**Exercise aim:**
Check every line below for the word "الله" and copy the ones that have it.

::: The input

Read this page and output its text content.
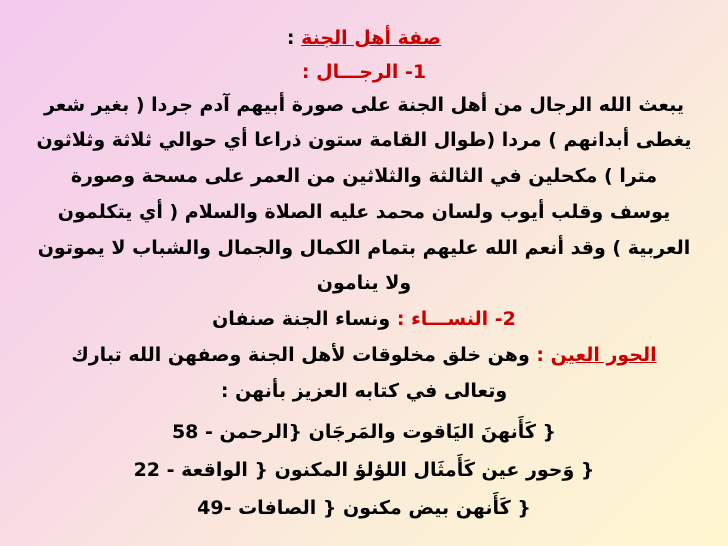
صفة أهل الجنة :
1- الرجـــال :
يبعث الله الرجال من أهل الجنة على صورة أبيهم آدم جردا ( بغير شعر
يغطى أبدانهم ) مردا (طوال القامة ستون ذراعا أي حوالي ثلاثة وثلاثون
مترا ) مكحلين في الثالثة والثلاثين من العمر على مسحة وصورة
يوسف وقلب أيوب ولسان محمد عليه الصلاة والسلام ( أي يتكلمون
العربية ) وقد أنعم الله عليهم بتمام الكمال والجمال والشباب لا يموتون
ولا ينامون
2- النســـاء : ونساء الجنة صنفان
الحور العين : وهن خلق مخلوقات لأهل الجنة وصفهن الله تبارك
وتعالى في كتابه العزيز بأنهن :
{ كَأَنهنَ اليَاقوت والمَرجَان {الرحمن - 58
{ وَحور عين كَأَمثَال اللؤلؤ المكنون { الواقعة - 22
{ كَأَنهن بيض مكنون { الصافات -49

::::::

**Problem solution:**
يبعث الله الرجال من أهل الجنة على صورة أبيهم آدم جردا ( بغير شعر
العربية ) وقد أنعم الله عليهم بتمام الكمال والجمال والشباب لا يموتون
الحور العين : وهن خلق مخلوقات لأهل الجنة وصفهن الله تبارك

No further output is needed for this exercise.